Goal: Transcribe every record that appears below, exactly and in full.
======== Supplied material ========
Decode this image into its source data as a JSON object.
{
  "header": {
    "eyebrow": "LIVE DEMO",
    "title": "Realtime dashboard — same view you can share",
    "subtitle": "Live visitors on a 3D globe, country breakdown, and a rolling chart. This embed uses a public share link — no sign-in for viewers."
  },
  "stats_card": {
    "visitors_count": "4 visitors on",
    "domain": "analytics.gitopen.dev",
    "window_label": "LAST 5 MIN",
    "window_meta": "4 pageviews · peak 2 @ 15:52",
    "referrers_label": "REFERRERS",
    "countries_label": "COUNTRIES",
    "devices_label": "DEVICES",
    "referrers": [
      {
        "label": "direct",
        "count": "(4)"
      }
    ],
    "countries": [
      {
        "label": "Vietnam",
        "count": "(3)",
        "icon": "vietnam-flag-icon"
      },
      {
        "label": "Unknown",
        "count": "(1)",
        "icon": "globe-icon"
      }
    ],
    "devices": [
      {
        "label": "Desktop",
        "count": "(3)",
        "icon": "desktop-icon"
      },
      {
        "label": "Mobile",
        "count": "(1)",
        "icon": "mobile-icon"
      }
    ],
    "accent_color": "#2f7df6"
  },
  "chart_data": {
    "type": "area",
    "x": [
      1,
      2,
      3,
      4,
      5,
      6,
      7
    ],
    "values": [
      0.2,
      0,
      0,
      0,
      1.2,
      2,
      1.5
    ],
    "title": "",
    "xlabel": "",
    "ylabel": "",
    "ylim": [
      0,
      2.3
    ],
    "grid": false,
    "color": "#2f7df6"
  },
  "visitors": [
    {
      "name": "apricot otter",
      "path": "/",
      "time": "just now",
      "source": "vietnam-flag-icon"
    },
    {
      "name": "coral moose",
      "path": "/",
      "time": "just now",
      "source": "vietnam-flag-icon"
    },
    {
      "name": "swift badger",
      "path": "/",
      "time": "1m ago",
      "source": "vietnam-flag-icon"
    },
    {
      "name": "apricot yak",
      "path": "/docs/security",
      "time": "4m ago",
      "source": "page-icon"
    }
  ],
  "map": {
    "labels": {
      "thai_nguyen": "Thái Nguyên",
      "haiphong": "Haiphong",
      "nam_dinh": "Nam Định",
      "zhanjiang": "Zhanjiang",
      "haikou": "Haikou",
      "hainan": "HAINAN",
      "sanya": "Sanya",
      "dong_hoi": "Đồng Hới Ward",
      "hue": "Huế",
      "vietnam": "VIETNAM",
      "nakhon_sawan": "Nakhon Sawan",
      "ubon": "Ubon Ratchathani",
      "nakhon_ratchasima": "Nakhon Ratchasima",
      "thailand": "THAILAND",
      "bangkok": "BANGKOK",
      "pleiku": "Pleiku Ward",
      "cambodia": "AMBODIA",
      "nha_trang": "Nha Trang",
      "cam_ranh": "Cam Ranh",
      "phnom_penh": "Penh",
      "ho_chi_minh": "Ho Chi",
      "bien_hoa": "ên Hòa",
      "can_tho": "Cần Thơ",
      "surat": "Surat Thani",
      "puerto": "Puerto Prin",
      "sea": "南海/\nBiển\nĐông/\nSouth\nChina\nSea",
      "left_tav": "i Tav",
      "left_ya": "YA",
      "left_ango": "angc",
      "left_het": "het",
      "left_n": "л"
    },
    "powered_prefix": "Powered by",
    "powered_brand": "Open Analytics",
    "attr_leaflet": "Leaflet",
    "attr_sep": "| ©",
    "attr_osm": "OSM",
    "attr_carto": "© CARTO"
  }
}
========
Solution below:
Decode this image into its source data as a JSON object.
{
  "header": {
    "eyebrow": "LIVE DEMO",
    "title": "Realtime dashboard — same view you can share",
    "subtitle": "Live visitors on a 3D globe, country breakdown, and a rolling chart. This embed uses a public share link — no sign-in for viewers."
  },
  "stats_card": {
    "visitors_count": "4 visitors on",
    "domain": "analytics.gitopen.dev",
    "window_label": "LAST 5 MIN",
    "window_meta": "4 pageviews · peak 2 @ 15:52",
    "referrers_label": "REFERRERS",
    "countries_label": "COUNTRIES",
    "devices_label": "DEVICES",
    "referrers": [
      {
        "label": "direct",
        "count": "(4)"
      }
    ],
    "countries": [
      {
        "label": "Vietnam",
        "count": "(3)",
        "icon": "vietnam-flag-icon"
      },
      {
        "label": "Unknown",
        "count": "(1)",
        "icon": "globe-icon"
      }
    ],
    "devices": [
      {
        "label": "Desktop",
        "count": "(3)",
        "icon": "desktop-icon"
      },
      {
        "label": "Mobile",
        "count": "(1)",
        "icon": "mobile-icon"
      }
    ],
    "accent_color": "#2f7df6"
  },
  "chart_data": {
    "type": "area",
    "x": [
      1,
      2,
      3,
      4,
      5,
      6,
      7
    ],
    "values": [
      0.2,
      0,
      0,
      0,
      1.2,
      2,
      1.5
    ],
    "title": "",
    "xlabel": "",
    "ylabel": "",
    "ylim": [
      0,
      2.3
    ],
    "grid": false,
    "color": "#2f7df6"
  },
  "visitors": [
    {
      "name": "apricot otter",
      "path": "/",
      "time": "just now",
      "source": "vietnam-flag-icon"
    },
    {
      "name": "coral moose",
      "path": "/",
      "time": "just now",
      "source": "vietnam-flag-icon"
    },
    {
      "name": "swift badger",
      "path": "/",
      "time": "1m ago",
      "source": "vietnam-flag-icon"
    },
    {
      "name": "apricot yak",
      "path": "/docs/security",
      "time": "4m ago",
      "source": "page-icon"
    }
  ],
  "map": {
    "labels": {
      "thai_nguyen": "Thái Nguyên",
      "haiphong": "Haiphong",
      "nam_dinh": "Nam Định",
      "zhanjiang": "Zhanjiang",
      "haikou": "Haikou",
      "hainan": "HAINAN",
      "sanya": "Sanya",
      "dong_hoi": "Đồng Hới Ward",
      "hue": "Huế",
      "vietnam": "VIETNAM",
      "nakhon_sawan": "Nakhon Sawan",
      "ubon": "Ubon Ratchathani",
      "nakhon_ratchasima": "Nakhon Ratchasima",
      "thailand": "THAILAND",
      "bangkok": "BANGKOK",
      "pleiku": "Pleiku Ward",
      "cambodia": "AMBODIA",
      "nha_trang": "Nha Trang",
      "cam_ranh": "Cam Ranh",
      "phnom_penh": "Penh",
      "ho_chi_minh": "Ho Chi",
      "bien_hoa": "ên Hòa",
      "can_tho": "Cần Thơ",
      "surat": "Surat Thani",
      "puerto": "Puerto Prin",
      "sea": "南海/\nBiển\nĐông/\nSouth\nChina\nSea",
      "left_tav": "i Tav",
      "left_ya": "YA",
      "left_ango": "angc",
      "left_het": "het",
      "left_n": "л"
    },
    "powered_prefix": "Powered by",
    "powered_brand": "Open Analytics",
    "attr_leaflet": "Leaflet",
    "attr_sep": "| ©",
    "attr_osm": "OSM",
    "attr_carto": "© CARTO"
  }
}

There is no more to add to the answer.